* Exercise instructions *
Copy out the items below verbatim, from beginning to end, but leave out the pictures.

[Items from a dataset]
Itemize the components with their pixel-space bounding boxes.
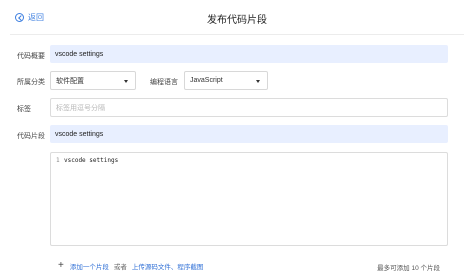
tags-input[interactable]: 标签用逗号分隔 <box>50 98 448 117</box>
line-text: vscode settings <box>64 157 119 164</box>
snippet-title-input[interactable]: vscode settings <box>50 125 448 143</box>
category-select[interactable]: 软件配置 <box>50 71 136 90</box>
snippet-actions-bar: + 添加一个片段 或者 上传源码文件、程序截图 最多可添加 10 个片段 <box>50 257 448 275</box>
or-text: 或者 <box>113 264 127 271</box>
category-label: 所属分类 <box>17 79 45 86</box>
summary-label: 代码概要 <box>17 53 45 60</box>
header-bar: 返回 发布代码片段 <box>0 0 474 36</box>
chevron-down-icon <box>124 80 128 83</box>
upload-link[interactable]: 上传源码文件、程序截图 <box>132 261 204 271</box>
snippet-title-value: vscode settings <box>55 130 104 138</box>
page-title: 发布代码片段 <box>207 15 267 26</box>
language-value: JavaScript <box>190 77 223 84</box>
tags-label: 标签 <box>17 106 31 113</box>
chevron-down-icon <box>256 80 260 83</box>
editor-line: 1 vscode settings <box>56 157 118 164</box>
header-divider <box>10 34 464 35</box>
category-value: 软件配置 <box>56 77 84 85</box>
summary-value: vscode settings <box>55 50 104 58</box>
language-select[interactable]: JavaScript <box>184 71 268 90</box>
summary-input[interactable]: vscode settings <box>50 45 448 63</box>
code-editor[interactable]: 1 vscode settings <box>50 152 448 246</box>
add-snippet-link[interactable]: 添加一个片段 <box>70 261 109 271</box>
line-number: 1 <box>56 157 60 164</box>
language-label: 编程语言 <box>150 79 178 86</box>
plus-icon[interactable]: + <box>58 261 64 271</box>
limit-note: 最多可添加 10 个片段 <box>377 265 440 272</box>
snippet-label: 代码片段 <box>17 133 45 140</box>
tags-placeholder: 标签用逗号分隔 <box>56 104 105 112</box>
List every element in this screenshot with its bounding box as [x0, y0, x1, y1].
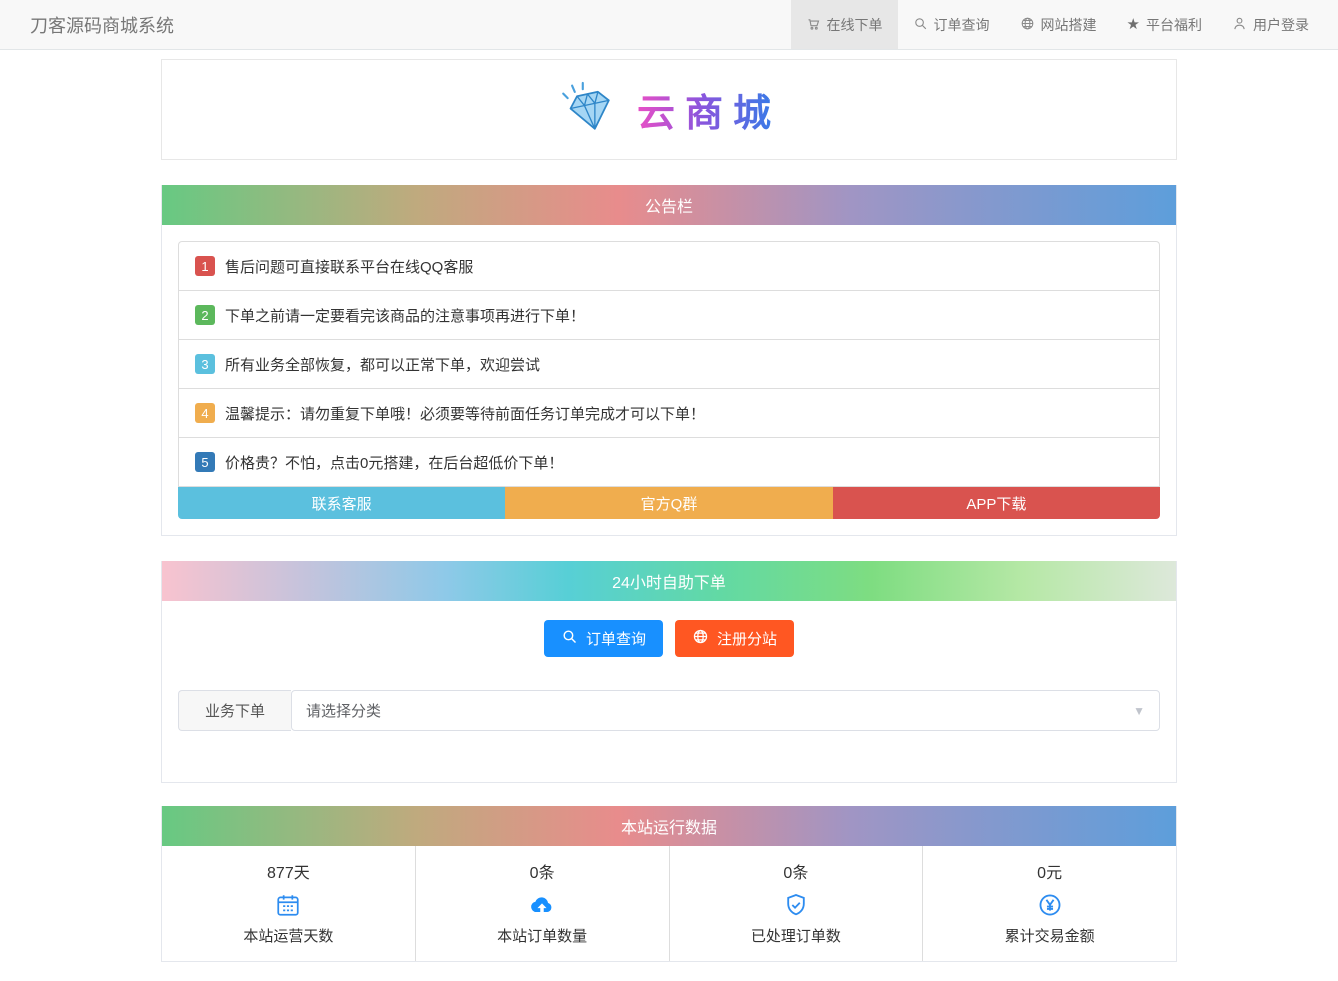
nav-item-label: 在线下单	[826, 16, 883, 33]
notice-number-badge: 4	[195, 403, 215, 423]
cloud-upload-icon	[416, 892, 669, 918]
business-order-row: 业务下单 请选择分类 ▼	[178, 690, 1160, 731]
stat-processed-orders: 0条 已处理订单数	[670, 846, 924, 961]
site-brand[interactable]: 刀客源码商城系统	[30, 0, 174, 49]
search-icon	[561, 628, 578, 649]
yen-circle-icon	[923, 892, 1176, 918]
stat-label: 已处理订单数	[750, 928, 841, 945]
top-navbar: 刀客源码商城系统 在线下单 订单查询 网站搭建 ★ 平台福利 用户登录	[0, 0, 1338, 50]
search-icon	[913, 16, 928, 34]
stat-value: 0条	[529, 865, 555, 882]
site-stats-section: 本站运行数据 877天 本站运营天数 0条 本站订单数量 0条 已处理订单数 0…	[161, 806, 1177, 962]
site-logo-text: 云商城	[637, 82, 781, 137]
list-item: 5 价格贵？不怕，点击0元搭建，在后台超低价下单！	[179, 438, 1159, 487]
stat-label: 累计交易金额	[1004, 928, 1095, 945]
stat-label: 本站运营天数	[243, 928, 334, 945]
self-order-actions: 订单查询 注册分站	[162, 601, 1176, 657]
notice-text: 所有业务全部恢复，都可以正常下单，欢迎尝试	[225, 356, 541, 374]
announcement-buttons: 联系客服 官方Q群 APP下载	[178, 487, 1160, 519]
business-order-label: 业务下单	[178, 690, 291, 731]
stat-total-transactions: 0元 累计交易金额	[923, 846, 1176, 961]
stat-label: 本站订单数量	[497, 928, 588, 945]
stat-value: 0条	[783, 865, 809, 882]
app-download-button[interactable]: APP下载	[832, 487, 1160, 519]
notice-number-badge: 1	[195, 256, 215, 276]
nav-item-platform-benefits[interactable]: ★ 平台福利	[1112, 0, 1217, 49]
user-icon	[1232, 16, 1247, 34]
button-label: 订单查询	[585, 631, 646, 648]
nav-item-label: 平台福利	[1146, 16, 1202, 33]
announcement-body: 1 售后问题可直接联系平台在线QQ客服 2 下单之前请一定要看完该商品的注意事项…	[162, 225, 1176, 535]
contact-support-button[interactable]: 联系客服	[178, 487, 506, 519]
notice-number-badge: 2	[195, 305, 215, 325]
nav-item-label: 订单查询	[933, 16, 990, 33]
globe-icon	[1020, 16, 1035, 34]
list-item: 1 售后问题可直接联系平台在线QQ客服	[179, 242, 1159, 291]
calendar-icon	[162, 892, 415, 918]
announcement-section: 公告栏 1 售后问题可直接联系平台在线QQ客服 2 下单之前请一定要看完该商品的…	[161, 185, 1177, 536]
chevron-down-icon: ▼	[1133, 703, 1145, 718]
register-substation-button[interactable]: 注册分站	[675, 620, 795, 657]
category-select-value: 请选择分类	[306, 703, 382, 720]
star-icon: ★	[1126, 16, 1140, 33]
list-item: 3 所有业务全部恢复，都可以正常下单，欢迎尝试	[179, 340, 1159, 389]
category-select[interactable]: 请选择分类 ▼	[291, 690, 1160, 731]
site-stats-row: 877天 本站运营天数 0条 本站订单数量 0条 已处理订单数 0元 累计交易金…	[162, 846, 1176, 961]
diamond-icon	[557, 79, 621, 140]
nav-item-label: 网站搭建	[1040, 16, 1097, 33]
order-query-button[interactable]: 订单查询	[543, 620, 663, 657]
button-label: 注册分站	[717, 631, 778, 648]
site-stats-header: 本站运行数据	[162, 806, 1176, 846]
self-order-section: 24小时自助下单 订单查询 注册分站 业务下单 请选择分类 ▼	[161, 561, 1177, 783]
notice-number-badge: 3	[195, 354, 215, 374]
globe-icon	[692, 628, 709, 649]
announcement-list: 1 售后问题可直接联系平台在线QQ客服 2 下单之前请一定要看完该商品的注意事项…	[178, 241, 1160, 487]
list-item: 4 温馨提示：请勿重复下单哦！必须要等待前面任务订单完成才可以下单！	[179, 389, 1159, 438]
self-order-header: 24小时自助下单	[162, 561, 1176, 601]
main-nav: 在线下单 订单查询 网站搭建 ★ 平台福利 用户登录	[790, 0, 1324, 49]
notice-number-badge: 5	[195, 452, 215, 472]
stat-value: 0元	[1037, 865, 1063, 882]
shield-check-icon	[670, 892, 923, 918]
notice-text: 价格贵？不怕，点击0元搭建，在后台超低价下单！	[225, 454, 564, 472]
cart-icon	[806, 16, 821, 34]
official-qq-group-button[interactable]: 官方Q群	[505, 487, 833, 519]
notice-text: 下单之前请一定要看完该商品的注意事项再进行下单！	[225, 307, 586, 325]
list-item: 2 下单之前请一定要看完该商品的注意事项再进行下单！	[179, 291, 1159, 340]
nav-item-online-order[interactable]: 在线下单	[790, 0, 898, 49]
announcement-header: 公告栏	[162, 185, 1176, 225]
site-logo[interactable]: 云商城	[161, 59, 1177, 160]
notice-text: 温馨提示：请勿重复下单哦！必须要等待前面任务订单完成才可以下单！	[225, 405, 706, 423]
stat-order-count: 0条 本站订单数量	[416, 846, 670, 961]
stat-operating-days: 877天 本站运营天数	[162, 846, 416, 961]
nav-item-order-query[interactable]: 订单查询	[898, 0, 1005, 49]
nav-item-user-login[interactable]: 用户登录	[1217, 0, 1324, 49]
nav-item-site-build[interactable]: 网站搭建	[1005, 0, 1112, 49]
nav-item-label: 用户登录	[1253, 16, 1309, 33]
notice-text: 售后问题可直接联系平台在线QQ客服	[225, 258, 474, 276]
stat-value: 877天	[267, 865, 310, 882]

* Final result *
Itemize the components with their pixel-space bounding boxes.
tags-input[interactable]: 标签用逗号分隔 <box>50 98 448 117</box>
line-text: vscode settings <box>64 157 119 164</box>
snippet-title-input[interactable]: vscode settings <box>50 125 448 143</box>
category-select[interactable]: 软件配置 <box>50 71 136 90</box>
snippet-actions-bar: + 添加一个片段 或者 上传源码文件、程序截图 最多可添加 10 个片段 <box>50 257 448 275</box>
or-text: 或者 <box>113 264 127 271</box>
category-label: 所属分类 <box>17 79 45 86</box>
summary-label: 代码概要 <box>17 53 45 60</box>
header-bar: 返回 发布代码片段 <box>0 0 474 36</box>
chevron-down-icon <box>124 80 128 83</box>
upload-link[interactable]: 上传源码文件、程序截图 <box>132 261 204 271</box>
snippet-title-value: vscode settings <box>55 130 104 138</box>
page-title: 发布代码片段 <box>207 15 267 26</box>
language-value: JavaScript <box>190 77 223 84</box>
tags-label: 标签 <box>17 106 31 113</box>
chevron-down-icon <box>256 80 260 83</box>
editor-line: 1 vscode settings <box>56 157 118 164</box>
header-divider <box>10 34 464 35</box>
category-value: 软件配置 <box>56 77 84 85</box>
summary-value: vscode settings <box>55 50 104 58</box>
language-select[interactable]: JavaScript <box>184 71 268 90</box>
summary-input[interactable]: vscode settings <box>50 45 448 63</box>
code-editor[interactable]: 1 vscode settings <box>50 152 448 246</box>
add-snippet-link[interactable]: 添加一个片段 <box>70 261 109 271</box>
line-number: 1 <box>56 157 60 164</box>
language-label: 编程语言 <box>150 79 178 86</box>
plus-icon[interactable]: + <box>58 261 64 271</box>
limit-note: 最多可添加 10 个片段 <box>377 265 440 272</box>
snippet-label: 代码片段 <box>17 133 45 140</box>
tags-placeholder: 标签用逗号分隔 <box>56 104 105 112</box>
List every element in this screenshot with its bounding box as [x0, y0, x1, y1].
nav-item-label: 在线下单	[826, 16, 883, 33]
notice-number-badge: 4	[195, 403, 215, 423]
cloud-upload-icon	[416, 892, 669, 918]
business-order-row: 业务下单 请选择分类 ▼	[178, 690, 1160, 731]
stat-processed-orders: 0条 已处理订单数	[670, 846, 924, 961]
site-brand[interactable]: 刀客源码商城系统	[30, 0, 174, 49]
search-icon	[561, 628, 578, 649]
yen-circle-icon	[923, 892, 1176, 918]
stat-label: 已处理订单数	[750, 928, 841, 945]
top-navbar: 刀客源码商城系统 在线下单 订单查询 网站搭建 ★ 平台福利 用户登录	[0, 0, 1338, 50]
search-icon	[913, 16, 928, 34]
stat-value: 0条	[529, 865, 555, 882]
site-stats-section: 本站运行数据 877天 本站运营天数 0条 本站订单数量 0条 已处理订单数 0…	[161, 806, 1177, 962]
site-logo-text: 云商城	[637, 82, 781, 137]
list-item: 5 价格贵？不怕，点击0元搭建，在后台超低价下单！	[179, 438, 1159, 487]
stat-label: 累计交易金额	[1004, 928, 1095, 945]
stat-label: 本站运营天数	[243, 928, 334, 945]
self-order-actions: 订单查询 注册分站	[162, 601, 1176, 657]
notice-text: 所有业务全部恢复，都可以正常下单，欢迎尝试	[225, 356, 541, 374]
announcement-buttons: 联系客服 官方Q群 APP下载	[178, 487, 1160, 519]
business-order-label: 业务下单	[178, 690, 291, 731]
stat-total-transactions: 0元 累计交易金额	[923, 846, 1176, 961]
stat-label: 本站订单数量	[497, 928, 588, 945]
stat-value: 0条	[783, 865, 809, 882]
app-download-button[interactable]: APP下载	[832, 487, 1160, 519]
notice-number-badge: 1	[195, 256, 215, 276]
nav-item-platform-benefits[interactable]: ★ 平台福利	[1112, 0, 1217, 49]
user-icon	[1232, 16, 1247, 34]
button-label: 订单查询	[585, 631, 646, 648]
nav-item-label: 平台福利	[1146, 16, 1202, 33]
announcement-body: 1 售后问题可直接联系平台在线QQ客服 2 下单之前请一定要看完该商品的注意事项…	[162, 225, 1176, 535]
contact-support-button[interactable]: 联系客服	[178, 487, 506, 519]
notice-number-badge: 2	[195, 305, 215, 325]
nav-item-label: 订单查询	[933, 16, 990, 33]
globe-icon	[1020, 16, 1035, 34]
list-item: 1 售后问题可直接联系平台在线QQ客服	[179, 242, 1159, 291]
calendar-icon	[162, 892, 415, 918]
announcement-section: 公告栏 1 售后问题可直接联系平台在线QQ客服 2 下单之前请一定要看完该商品的…	[161, 185, 1177, 536]
chevron-down-icon: ▼	[1133, 703, 1145, 718]
register-substation-button[interactable]: 注册分站	[675, 620, 795, 657]
category-select-value: 请选择分类	[306, 703, 382, 720]
star-icon: ★	[1126, 16, 1140, 33]
list-item: 3 所有业务全部恢复，都可以正常下单，欢迎尝试	[179, 340, 1159, 389]
category-select[interactable]: 请选择分类 ▼	[291, 690, 1160, 731]
site-stats-row: 877天 本站运营天数 0条 本站订单数量 0条 已处理订单数 0元 累计交易金…	[162, 846, 1176, 961]
diamond-icon	[557, 79, 621, 140]
nav-item-label: 网站搭建	[1040, 16, 1097, 33]
order-query-button[interactable]: 订单查询	[543, 620, 663, 657]
button-label: 注册分站	[717, 631, 778, 648]
site-stats-header: 本站运行数据	[162, 806, 1176, 846]
self-order-section: 24小时自助下单 订单查询 注册分站 业务下单 请选择分类 ▼	[161, 561, 1177, 783]
notice-number-badge: 3	[195, 354, 215, 374]
globe-icon	[692, 628, 709, 649]
announcement-list: 1 售后问题可直接联系平台在线QQ客服 2 下单之前请一定要看完该商品的注意事项…	[178, 241, 1160, 487]
list-item: 4 温馨提示：请勿重复下单哦！必须要等待前面任务订单完成才可以下单！	[179, 389, 1159, 438]
self-order-header: 24小时自助下单	[162, 561, 1176, 601]
main-nav: 在线下单 订单查询 网站搭建 ★ 平台福利 用户登录	[790, 0, 1324, 49]
notice-number-badge: 5	[195, 452, 215, 472]
stat-value: 0元	[1037, 865, 1063, 882]
shield-check-icon	[670, 892, 923, 918]
notice-text: 价格贵？不怕，点击0元搭建，在后台超低价下单！	[225, 454, 564, 472]
cart-icon	[806, 16, 821, 34]
official-qq-group-button[interactable]: 官方Q群	[505, 487, 833, 519]
notice-text: 下单之前请一定要看完该商品的注意事项再进行下单！	[225, 307, 586, 325]
list-item: 2 下单之前请一定要看完该商品的注意事项再进行下单！	[179, 291, 1159, 340]
nav-item-online-order[interactable]: 在线下单	[790, 0, 898, 49]
announcement-header: 公告栏	[162, 185, 1176, 225]
site-logo[interactable]: 云商城	[161, 59, 1177, 160]
notice-text: 温馨提示：请勿重复下单哦！必须要等待前面任务订单完成才可以下单！	[225, 405, 706, 423]
stat-order-count: 0条 本站订单数量	[416, 846, 670, 961]
stat-operating-days: 877天 本站运营天数	[162, 846, 416, 961]
nav-item-order-query[interactable]: 订单查询	[898, 0, 1005, 49]
nav-item-user-login[interactable]: 用户登录	[1217, 0, 1324, 49]
nav-item-site-build[interactable]: 网站搭建	[1005, 0, 1112, 49]
nav-item-label: 用户登录	[1253, 16, 1309, 33]
notice-text: 售后问题可直接联系平台在线QQ客服	[225, 258, 474, 276]
stat-value: 877天	[267, 865, 310, 882]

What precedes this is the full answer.